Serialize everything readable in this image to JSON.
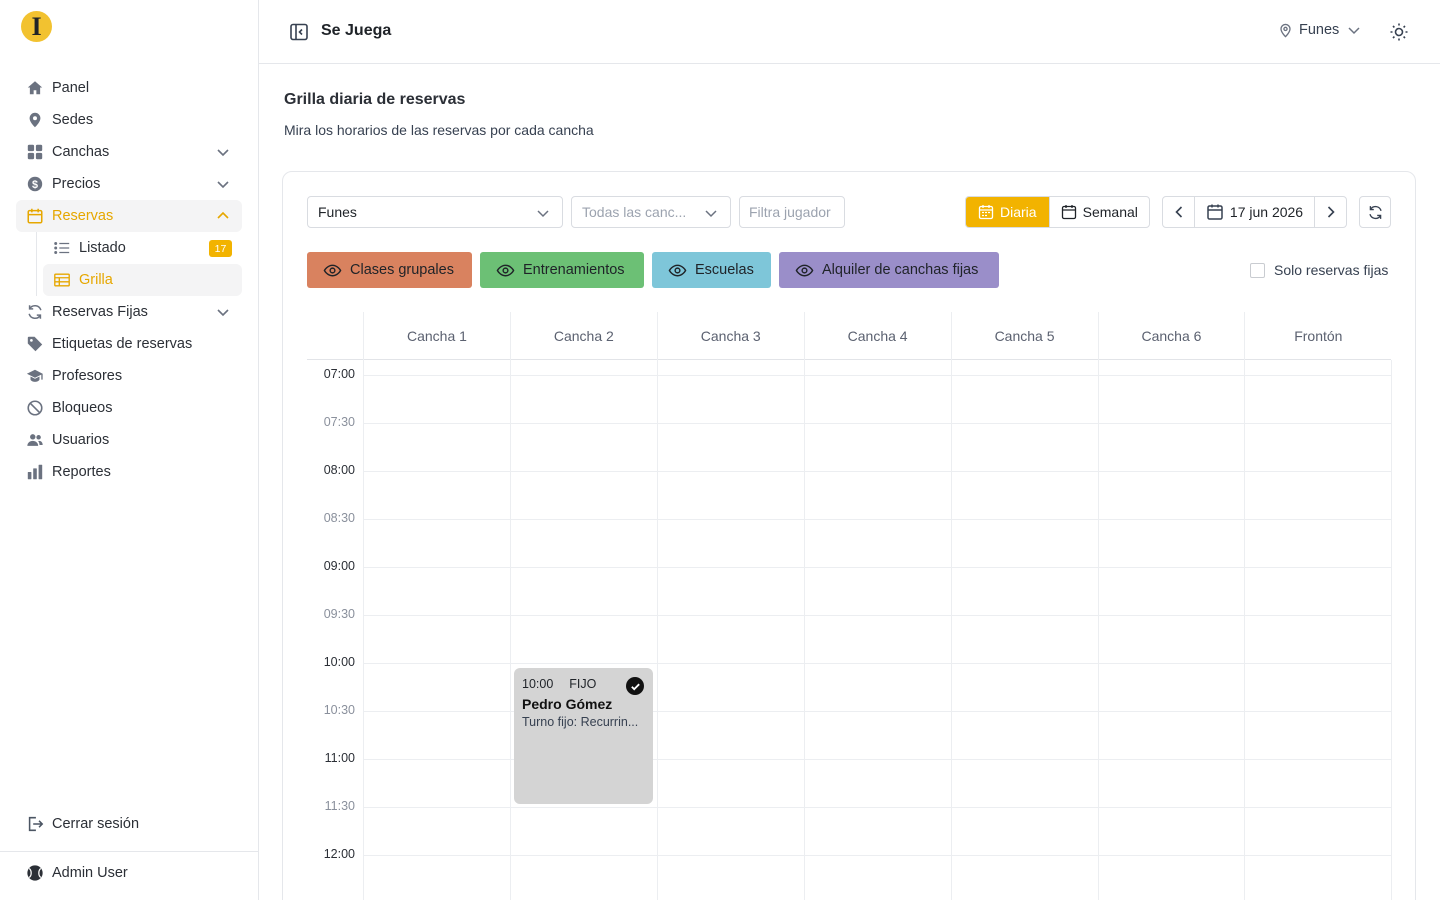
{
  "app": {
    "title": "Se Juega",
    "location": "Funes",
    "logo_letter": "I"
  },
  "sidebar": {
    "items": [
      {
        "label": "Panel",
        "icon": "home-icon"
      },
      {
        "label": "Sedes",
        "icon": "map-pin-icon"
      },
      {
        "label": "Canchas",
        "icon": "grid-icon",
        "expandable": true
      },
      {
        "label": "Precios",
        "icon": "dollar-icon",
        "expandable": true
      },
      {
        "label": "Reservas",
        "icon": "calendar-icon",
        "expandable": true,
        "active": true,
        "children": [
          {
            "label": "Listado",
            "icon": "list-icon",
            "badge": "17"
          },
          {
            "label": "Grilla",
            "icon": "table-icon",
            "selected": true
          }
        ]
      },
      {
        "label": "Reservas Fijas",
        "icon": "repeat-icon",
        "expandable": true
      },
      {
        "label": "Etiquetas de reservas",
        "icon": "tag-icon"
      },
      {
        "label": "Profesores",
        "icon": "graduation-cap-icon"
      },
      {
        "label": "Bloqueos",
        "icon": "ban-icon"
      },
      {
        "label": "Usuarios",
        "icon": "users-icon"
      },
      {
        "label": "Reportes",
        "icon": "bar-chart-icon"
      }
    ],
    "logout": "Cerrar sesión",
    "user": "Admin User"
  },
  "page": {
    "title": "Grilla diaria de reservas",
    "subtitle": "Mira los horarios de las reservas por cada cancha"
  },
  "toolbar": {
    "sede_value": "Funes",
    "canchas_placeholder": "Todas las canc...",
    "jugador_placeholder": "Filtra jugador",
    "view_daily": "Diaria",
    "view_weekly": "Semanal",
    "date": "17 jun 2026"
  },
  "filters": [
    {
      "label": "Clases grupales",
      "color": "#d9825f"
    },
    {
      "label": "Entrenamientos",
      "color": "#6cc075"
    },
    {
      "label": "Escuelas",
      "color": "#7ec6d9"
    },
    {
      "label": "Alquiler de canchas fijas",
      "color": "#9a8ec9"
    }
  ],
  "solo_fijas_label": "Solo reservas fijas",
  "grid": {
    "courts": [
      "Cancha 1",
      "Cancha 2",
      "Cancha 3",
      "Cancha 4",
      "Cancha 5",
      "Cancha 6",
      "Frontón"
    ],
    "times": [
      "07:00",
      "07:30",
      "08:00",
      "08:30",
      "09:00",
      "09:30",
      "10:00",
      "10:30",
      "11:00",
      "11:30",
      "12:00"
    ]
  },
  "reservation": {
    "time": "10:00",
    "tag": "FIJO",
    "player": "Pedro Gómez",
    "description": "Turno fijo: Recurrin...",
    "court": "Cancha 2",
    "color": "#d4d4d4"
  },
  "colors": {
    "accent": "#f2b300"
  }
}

_ _ _

To do:
Pull every line containing the word "Grilla" out of the entries above.

Solution for this problem:
            "label": "Grilla",
    "title": "Grilla diaria de reservas",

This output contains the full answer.